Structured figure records
■ ■ ■ ■ ■

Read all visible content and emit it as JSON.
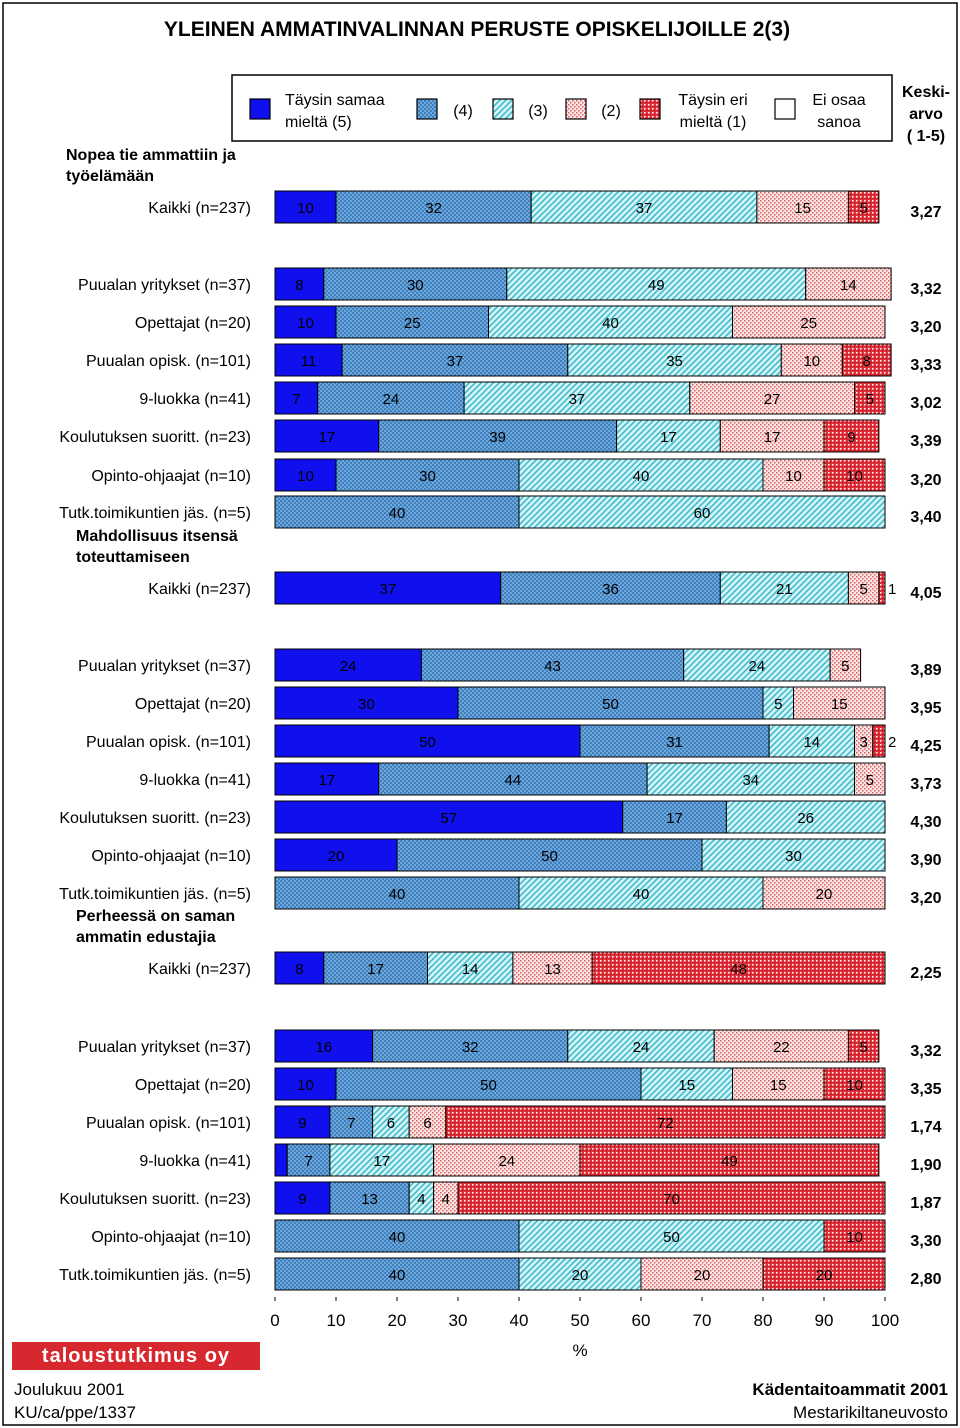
{
  "title": "YLEINEN AMMATINVALINNAN PERUSTE OPISKELIJOILLE 2(3)",
  "colors": {
    "c5": "#1010ee",
    "c4": "#6fa8d8",
    "c3": "#aee8ee",
    "c2": "#f4c8c8",
    "c1": "#e0303a",
    "c0": "#ffffff"
  },
  "legend": {
    "items": [
      {
        "key": "c5",
        "label_lines": [
          "Täysin samaa",
          "mieltä (5)"
        ]
      },
      {
        "key": "c4",
        "label_lines": [
          "(4)"
        ]
      },
      {
        "key": "c3",
        "label_lines": [
          "(3)"
        ]
      },
      {
        "key": "c2",
        "label_lines": [
          "(2)"
        ]
      },
      {
        "key": "c1",
        "label_lines": [
          "Täysin eri",
          "mieltä (1)"
        ]
      },
      {
        "key": "c0",
        "label_lines": [
          "Ei osaa",
          "sanoa"
        ]
      }
    ],
    "mean_header_lines": [
      "Keski-",
      "arvo",
      "( 1-5)"
    ]
  },
  "chart_data": {
    "type": "stacked-bar-horizontal",
    "xlabel": "%",
    "xlim": [
      0,
      100
    ],
    "xticks": [
      0,
      10,
      20,
      30,
      40,
      50,
      60,
      70,
      80,
      90,
      100
    ],
    "series_order": [
      "Täysin samaa mieltä (5)",
      "(4)",
      "(3)",
      "(2)",
      "Täysin eri mieltä (1)",
      "Ei osaa sanoa"
    ],
    "sections": [
      {
        "title_lines": [
          "Nopea tie ammattiin ja",
          "työelämään"
        ],
        "rows": [
          {
            "label": "Kaikki (n=237)",
            "mean": "3,27",
            "values": [
              10,
              32,
              37,
              15,
              5
            ]
          },
          {
            "label": "Puualan yritykset (n=37)",
            "mean": "3,32",
            "values": [
              8,
              30,
              49,
              14
            ]
          },
          {
            "label": "Opettajat (n=20)",
            "mean": "3,20",
            "values": [
              10,
              25,
              40,
              25
            ]
          },
          {
            "label": "Puualan opisk. (n=101)",
            "mean": "3,33",
            "values": [
              11,
              37,
              35,
              10,
              8
            ]
          },
          {
            "label": "9-luokka (n=41)",
            "mean": "3,02",
            "values": [
              7,
              24,
              37,
              27,
              5
            ]
          },
          {
            "label": "Koulutuksen suoritt. (n=23)",
            "mean": "3,39",
            "values": [
              17,
              39,
              17,
              17,
              9
            ]
          },
          {
            "label": "Opinto-ohjaajat (n=10)",
            "mean": "3,20",
            "values": [
              10,
              30,
              40,
              10,
              10
            ]
          },
          {
            "label": "Tutk.toimikuntien jäs. (n=5)",
            "mean": "3,40",
            "values": [
              0,
              40,
              60
            ]
          }
        ]
      },
      {
        "title_lines": [
          "Mahdollisuus itsensä",
          "toteuttamiseen"
        ],
        "rows": [
          {
            "label": "Kaikki (n=237)",
            "mean": "4,05",
            "values": [
              37,
              36,
              21,
              5,
              1
            ]
          },
          {
            "label": "Puualan yritykset (n=37)",
            "mean": "3,89",
            "values": [
              24,
              43,
              24,
              5
            ]
          },
          {
            "label": "Opettajat (n=20)",
            "mean": "3,95",
            "values": [
              30,
              50,
              5,
              15
            ]
          },
          {
            "label": "Puualan opisk. (n=101)",
            "mean": "4,25",
            "values": [
              50,
              31,
              14,
              3,
              2
            ]
          },
          {
            "label": "9-luokka (n=41)",
            "mean": "3,73",
            "values": [
              17,
              44,
              34,
              5
            ]
          },
          {
            "label": "Koulutuksen suoritt. (n=23)",
            "mean": "4,30",
            "values": [
              57,
              17,
              26
            ]
          },
          {
            "label": "Opinto-ohjaajat (n=10)",
            "mean": "3,90",
            "values": [
              20,
              50,
              30
            ]
          },
          {
            "label": "Tutk.toimikuntien jäs. (n=5)",
            "mean": "3,20",
            "values": [
              0,
              40,
              40,
              20
            ]
          }
        ]
      },
      {
        "title_lines": [
          "Perheessä on saman",
          "ammatin edustajia"
        ],
        "rows": [
          {
            "label": "Kaikki (n=237)",
            "mean": "2,25",
            "values": [
              8,
              17,
              14,
              13,
              48
            ]
          },
          {
            "label": "Puualan yritykset (n=37)",
            "mean": "3,32",
            "values": [
              16,
              32,
              24,
              22,
              5
            ]
          },
          {
            "label": "Opettajat (n=20)",
            "mean": "3,35",
            "values": [
              10,
              50,
              15,
              15,
              10
            ]
          },
          {
            "label": "Puualan opisk. (n=101)",
            "mean": "1,74",
            "values": [
              9,
              7,
              6,
              6,
              72
            ]
          },
          {
            "label": "9-luokka (n=41)",
            "mean": "1,90",
            "values": [
              2,
              7,
              17,
              24,
              49
            ]
          },
          {
            "label": "Koulutuksen suoritt. (n=23)",
            "mean": "1,87",
            "values": [
              9,
              13,
              4,
              4,
              70
            ]
          },
          {
            "label": "Opinto-ohjaajat (n=10)",
            "mean": "3,30",
            "values": [
              0,
              40,
              50,
              0,
              10
            ]
          },
          {
            "label": "Tutk.toimikuntien jäs. (n=5)",
            "mean": "2,80",
            "values": [
              0,
              40,
              20,
              20,
              20
            ]
          }
        ]
      }
    ]
  },
  "footer": {
    "brand": "taloustutkimus oy",
    "date": "Joulukuu 2001",
    "code": "KU/ca/ppe/1337",
    "client_title": "Kädentaitoammatit 2001",
    "client_org": "Mestarikiltaneuvosto"
  }
}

■ ■ ■ ■ ■

Retype all entries exactly as they appear, dropping the images.

__Response to the exercise__
Read all visible content and emit it as JSON.
{
  "title": "YLEINEN AMMATINVALINNAN PERUSTE OPISKELIJOILLE 2(3)",
  "colors": {
    "c5": "#1010ee",
    "c4": "#6fa8d8",
    "c3": "#aee8ee",
    "c2": "#f4c8c8",
    "c1": "#e0303a",
    "c0": "#ffffff"
  },
  "legend": {
    "items": [
      {
        "key": "c5",
        "label_lines": [
          "Täysin samaa",
          "mieltä (5)"
        ]
      },
      {
        "key": "c4",
        "label_lines": [
          "(4)"
        ]
      },
      {
        "key": "c3",
        "label_lines": [
          "(3)"
        ]
      },
      {
        "key": "c2",
        "label_lines": [
          "(2)"
        ]
      },
      {
        "key": "c1",
        "label_lines": [
          "Täysin eri",
          "mieltä (1)"
        ]
      },
      {
        "key": "c0",
        "label_lines": [
          "Ei osaa",
          "sanoa"
        ]
      }
    ],
    "mean_header_lines": [
      "Keski-",
      "arvo",
      "( 1-5)"
    ]
  },
  "chart_data": {
    "type": "stacked-bar-horizontal",
    "xlabel": "%",
    "xlim": [
      0,
      100
    ],
    "xticks": [
      0,
      10,
      20,
      30,
      40,
      50,
      60,
      70,
      80,
      90,
      100
    ],
    "series_order": [
      "Täysin samaa mieltä (5)",
      "(4)",
      "(3)",
      "(2)",
      "Täysin eri mieltä (1)",
      "Ei osaa sanoa"
    ],
    "sections": [
      {
        "title_lines": [
          "Nopea tie ammattiin ja",
          "työelämään"
        ],
        "rows": [
          {
            "label": "Kaikki (n=237)",
            "mean": "3,27",
            "values": [
              10,
              32,
              37,
              15,
              5
            ]
          },
          {
            "label": "Puualan yritykset (n=37)",
            "mean": "3,32",
            "values": [
              8,
              30,
              49,
              14
            ]
          },
          {
            "label": "Opettajat (n=20)",
            "mean": "3,20",
            "values": [
              10,
              25,
              40,
              25
            ]
          },
          {
            "label": "Puualan opisk. (n=101)",
            "mean": "3,33",
            "values": [
              11,
              37,
              35,
              10,
              8
            ]
          },
          {
            "label": "9-luokka (n=41)",
            "mean": "3,02",
            "values": [
              7,
              24,
              37,
              27,
              5
            ]
          },
          {
            "label": "Koulutuksen suoritt. (n=23)",
            "mean": "3,39",
            "values": [
              17,
              39,
              17,
              17,
              9
            ]
          },
          {
            "label": "Opinto-ohjaajat (n=10)",
            "mean": "3,20",
            "values": [
              10,
              30,
              40,
              10,
              10
            ]
          },
          {
            "label": "Tutk.toimikuntien jäs. (n=5)",
            "mean": "3,40",
            "values": [
              0,
              40,
              60
            ]
          }
        ]
      },
      {
        "title_lines": [
          "Mahdollisuus itsensä",
          "toteuttamiseen"
        ],
        "rows": [
          {
            "label": "Kaikki (n=237)",
            "mean": "4,05",
            "values": [
              37,
              36,
              21,
              5,
              1
            ]
          },
          {
            "label": "Puualan yritykset (n=37)",
            "mean": "3,89",
            "values": [
              24,
              43,
              24,
              5
            ]
          },
          {
            "label": "Opettajat (n=20)",
            "mean": "3,95",
            "values": [
              30,
              50,
              5,
              15
            ]
          },
          {
            "label": "Puualan opisk. (n=101)",
            "mean": "4,25",
            "values": [
              50,
              31,
              14,
              3,
              2
            ]
          },
          {
            "label": "9-luokka (n=41)",
            "mean": "3,73",
            "values": [
              17,
              44,
              34,
              5
            ]
          },
          {
            "label": "Koulutuksen suoritt. (n=23)",
            "mean": "4,30",
            "values": [
              57,
              17,
              26
            ]
          },
          {
            "label": "Opinto-ohjaajat (n=10)",
            "mean": "3,90",
            "values": [
              20,
              50,
              30
            ]
          },
          {
            "label": "Tutk.toimikuntien jäs. (n=5)",
            "mean": "3,20",
            "values": [
              0,
              40,
              40,
              20
            ]
          }
        ]
      },
      {
        "title_lines": [
          "Perheessä on saman",
          "ammatin edustajia"
        ],
        "rows": [
          {
            "label": "Kaikki (n=237)",
            "mean": "2,25",
            "values": [
              8,
              17,
              14,
              13,
              48
            ]
          },
          {
            "label": "Puualan yritykset (n=37)",
            "mean": "3,32",
            "values": [
              16,
              32,
              24,
              22,
              5
            ]
          },
          {
            "label": "Opettajat (n=20)",
            "mean": "3,35",
            "values": [
              10,
              50,
              15,
              15,
              10
            ]
          },
          {
            "label": "Puualan opisk. (n=101)",
            "mean": "1,74",
            "values": [
              9,
              7,
              6,
              6,
              72
            ]
          },
          {
            "label": "9-luokka (n=41)",
            "mean": "1,90",
            "values": [
              2,
              7,
              17,
              24,
              49
            ]
          },
          {
            "label": "Koulutuksen suoritt. (n=23)",
            "mean": "1,87",
            "values": [
              9,
              13,
              4,
              4,
              70
            ]
          },
          {
            "label": "Opinto-ohjaajat (n=10)",
            "mean": "3,30",
            "values": [
              0,
              40,
              50,
              0,
              10
            ]
          },
          {
            "label": "Tutk.toimikuntien jäs. (n=5)",
            "mean": "2,80",
            "values": [
              0,
              40,
              20,
              20,
              20
            ]
          }
        ]
      }
    ]
  },
  "footer": {
    "brand": "taloustutkimus oy",
    "date": "Joulukuu 2001",
    "code": "KU/ca/ppe/1337",
    "client_title": "Kädentaitoammatit 2001",
    "client_org": "Mestarikiltaneuvosto"
  }
}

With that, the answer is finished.